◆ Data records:
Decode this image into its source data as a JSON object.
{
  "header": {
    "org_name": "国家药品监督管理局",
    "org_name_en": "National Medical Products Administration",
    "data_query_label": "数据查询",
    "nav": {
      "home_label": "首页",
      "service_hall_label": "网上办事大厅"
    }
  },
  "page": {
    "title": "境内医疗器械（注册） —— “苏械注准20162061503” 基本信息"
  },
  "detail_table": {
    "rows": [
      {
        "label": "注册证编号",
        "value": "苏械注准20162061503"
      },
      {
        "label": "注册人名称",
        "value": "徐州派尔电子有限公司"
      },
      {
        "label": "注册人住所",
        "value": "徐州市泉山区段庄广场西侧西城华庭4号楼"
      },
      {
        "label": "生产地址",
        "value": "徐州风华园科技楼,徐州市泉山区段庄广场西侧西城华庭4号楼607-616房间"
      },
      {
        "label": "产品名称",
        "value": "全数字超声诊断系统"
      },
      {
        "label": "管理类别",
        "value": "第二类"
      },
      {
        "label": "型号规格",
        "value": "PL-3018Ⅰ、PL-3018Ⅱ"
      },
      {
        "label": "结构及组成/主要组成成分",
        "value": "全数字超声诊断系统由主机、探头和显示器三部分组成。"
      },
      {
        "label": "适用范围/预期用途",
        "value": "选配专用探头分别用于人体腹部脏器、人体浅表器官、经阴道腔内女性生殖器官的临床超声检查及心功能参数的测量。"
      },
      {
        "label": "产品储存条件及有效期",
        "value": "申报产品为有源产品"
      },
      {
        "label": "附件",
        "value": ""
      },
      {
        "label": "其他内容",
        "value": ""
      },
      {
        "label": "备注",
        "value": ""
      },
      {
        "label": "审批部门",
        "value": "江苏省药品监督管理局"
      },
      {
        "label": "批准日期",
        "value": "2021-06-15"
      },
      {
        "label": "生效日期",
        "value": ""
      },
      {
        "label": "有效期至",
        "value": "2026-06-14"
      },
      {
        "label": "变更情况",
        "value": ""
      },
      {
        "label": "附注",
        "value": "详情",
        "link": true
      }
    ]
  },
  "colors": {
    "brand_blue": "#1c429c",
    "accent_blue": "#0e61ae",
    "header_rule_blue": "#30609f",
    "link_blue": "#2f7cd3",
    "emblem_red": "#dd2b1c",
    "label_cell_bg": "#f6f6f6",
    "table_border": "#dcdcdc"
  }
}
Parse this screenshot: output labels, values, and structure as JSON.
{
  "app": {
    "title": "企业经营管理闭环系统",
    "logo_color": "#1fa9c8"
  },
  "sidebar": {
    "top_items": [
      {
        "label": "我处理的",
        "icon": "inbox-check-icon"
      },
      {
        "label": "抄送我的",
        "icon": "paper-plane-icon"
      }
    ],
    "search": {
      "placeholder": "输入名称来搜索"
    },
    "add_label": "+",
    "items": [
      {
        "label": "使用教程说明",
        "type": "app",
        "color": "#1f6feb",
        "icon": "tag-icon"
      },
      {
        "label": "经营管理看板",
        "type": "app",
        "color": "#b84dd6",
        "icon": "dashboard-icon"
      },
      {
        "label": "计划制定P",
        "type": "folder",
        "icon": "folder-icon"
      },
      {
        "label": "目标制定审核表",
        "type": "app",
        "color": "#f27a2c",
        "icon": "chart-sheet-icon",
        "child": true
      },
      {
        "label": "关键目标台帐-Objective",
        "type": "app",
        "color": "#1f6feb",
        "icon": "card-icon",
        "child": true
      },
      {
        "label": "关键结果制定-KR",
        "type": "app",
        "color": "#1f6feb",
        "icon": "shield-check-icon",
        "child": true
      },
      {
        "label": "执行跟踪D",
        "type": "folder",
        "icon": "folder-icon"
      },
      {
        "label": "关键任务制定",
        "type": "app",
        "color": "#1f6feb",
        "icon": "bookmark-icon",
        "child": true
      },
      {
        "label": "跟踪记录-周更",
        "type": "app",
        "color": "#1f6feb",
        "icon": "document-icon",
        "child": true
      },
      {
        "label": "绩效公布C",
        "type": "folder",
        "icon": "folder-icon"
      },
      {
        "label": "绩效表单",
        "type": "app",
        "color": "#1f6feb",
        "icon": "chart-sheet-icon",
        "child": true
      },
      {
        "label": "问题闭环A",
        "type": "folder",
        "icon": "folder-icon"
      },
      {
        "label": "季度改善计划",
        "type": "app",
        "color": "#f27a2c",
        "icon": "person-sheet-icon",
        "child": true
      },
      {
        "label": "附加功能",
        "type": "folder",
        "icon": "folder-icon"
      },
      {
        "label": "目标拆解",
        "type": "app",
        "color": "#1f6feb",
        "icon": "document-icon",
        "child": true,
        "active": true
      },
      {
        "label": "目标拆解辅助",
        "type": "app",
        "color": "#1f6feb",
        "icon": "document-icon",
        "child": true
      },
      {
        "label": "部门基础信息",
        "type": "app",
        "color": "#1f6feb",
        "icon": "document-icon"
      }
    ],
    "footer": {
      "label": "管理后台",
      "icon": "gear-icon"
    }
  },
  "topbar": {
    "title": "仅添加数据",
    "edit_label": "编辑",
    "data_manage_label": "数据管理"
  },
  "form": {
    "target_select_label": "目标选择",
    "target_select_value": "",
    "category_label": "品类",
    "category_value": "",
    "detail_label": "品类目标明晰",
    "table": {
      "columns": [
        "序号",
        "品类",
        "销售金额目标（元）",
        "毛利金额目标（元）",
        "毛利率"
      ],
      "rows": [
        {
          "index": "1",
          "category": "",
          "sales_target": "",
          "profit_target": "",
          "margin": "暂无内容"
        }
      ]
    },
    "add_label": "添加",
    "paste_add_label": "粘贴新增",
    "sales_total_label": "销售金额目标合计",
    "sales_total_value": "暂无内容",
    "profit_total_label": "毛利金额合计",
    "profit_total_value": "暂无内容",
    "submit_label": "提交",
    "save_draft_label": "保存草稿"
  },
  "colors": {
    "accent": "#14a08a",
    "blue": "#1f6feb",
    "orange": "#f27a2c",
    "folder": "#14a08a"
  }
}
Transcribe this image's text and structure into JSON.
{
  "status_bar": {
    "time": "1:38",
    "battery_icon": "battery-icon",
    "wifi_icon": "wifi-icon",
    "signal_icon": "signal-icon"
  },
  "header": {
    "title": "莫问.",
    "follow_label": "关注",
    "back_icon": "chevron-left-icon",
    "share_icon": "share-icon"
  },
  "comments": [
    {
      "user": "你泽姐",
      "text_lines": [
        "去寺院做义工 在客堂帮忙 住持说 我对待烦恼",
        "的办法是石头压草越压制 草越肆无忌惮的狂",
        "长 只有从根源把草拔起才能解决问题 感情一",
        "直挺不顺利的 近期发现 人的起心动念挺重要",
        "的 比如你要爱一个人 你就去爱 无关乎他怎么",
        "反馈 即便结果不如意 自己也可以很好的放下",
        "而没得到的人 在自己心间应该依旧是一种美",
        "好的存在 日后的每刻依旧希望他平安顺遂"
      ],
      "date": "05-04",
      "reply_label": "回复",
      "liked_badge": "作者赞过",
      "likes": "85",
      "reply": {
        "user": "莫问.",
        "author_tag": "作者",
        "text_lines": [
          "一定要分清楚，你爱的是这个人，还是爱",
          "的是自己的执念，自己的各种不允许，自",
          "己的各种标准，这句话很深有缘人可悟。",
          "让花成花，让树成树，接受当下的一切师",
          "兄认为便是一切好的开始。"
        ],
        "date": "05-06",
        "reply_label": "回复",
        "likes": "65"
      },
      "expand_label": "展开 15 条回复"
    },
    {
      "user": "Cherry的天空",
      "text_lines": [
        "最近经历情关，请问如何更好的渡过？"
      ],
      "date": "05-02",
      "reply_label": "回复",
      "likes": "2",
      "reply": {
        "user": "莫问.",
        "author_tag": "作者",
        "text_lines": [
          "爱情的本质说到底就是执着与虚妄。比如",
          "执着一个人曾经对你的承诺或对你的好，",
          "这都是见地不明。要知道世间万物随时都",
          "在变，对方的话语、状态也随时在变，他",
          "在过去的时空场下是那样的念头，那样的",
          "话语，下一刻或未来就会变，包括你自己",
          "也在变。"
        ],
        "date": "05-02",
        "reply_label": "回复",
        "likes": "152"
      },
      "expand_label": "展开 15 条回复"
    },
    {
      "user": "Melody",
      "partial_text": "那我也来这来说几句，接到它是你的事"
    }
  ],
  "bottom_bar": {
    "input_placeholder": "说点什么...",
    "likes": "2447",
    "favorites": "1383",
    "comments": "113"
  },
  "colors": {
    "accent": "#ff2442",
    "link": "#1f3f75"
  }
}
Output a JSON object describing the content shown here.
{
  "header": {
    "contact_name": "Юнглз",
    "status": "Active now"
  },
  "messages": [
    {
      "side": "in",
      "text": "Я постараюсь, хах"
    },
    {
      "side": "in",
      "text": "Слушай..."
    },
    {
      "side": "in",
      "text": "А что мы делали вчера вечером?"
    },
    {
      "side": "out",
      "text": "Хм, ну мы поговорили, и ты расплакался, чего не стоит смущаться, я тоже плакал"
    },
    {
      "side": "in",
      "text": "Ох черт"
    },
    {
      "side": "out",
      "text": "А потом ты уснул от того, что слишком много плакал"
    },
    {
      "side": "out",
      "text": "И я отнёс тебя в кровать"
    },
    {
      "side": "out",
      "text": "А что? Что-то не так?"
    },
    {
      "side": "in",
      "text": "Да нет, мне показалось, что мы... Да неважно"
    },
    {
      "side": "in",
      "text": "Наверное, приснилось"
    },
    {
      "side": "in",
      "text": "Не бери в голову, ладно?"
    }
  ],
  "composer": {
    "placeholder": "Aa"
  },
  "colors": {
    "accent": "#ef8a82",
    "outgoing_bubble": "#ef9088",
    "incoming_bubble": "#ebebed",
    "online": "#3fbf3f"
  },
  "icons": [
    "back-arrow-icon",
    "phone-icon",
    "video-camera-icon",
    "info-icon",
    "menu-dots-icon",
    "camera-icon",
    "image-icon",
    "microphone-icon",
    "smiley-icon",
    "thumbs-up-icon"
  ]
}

◆ Directive: Look through the entries above and list every line containing "JSON".

◆ Task solution:
Decode this image into its source data as a JSON object.
Parse this screenshot: output labels, values, and structure as JSON.
Transcribe this image's text and structure into JSON.
Output a JSON object describing the content shown here.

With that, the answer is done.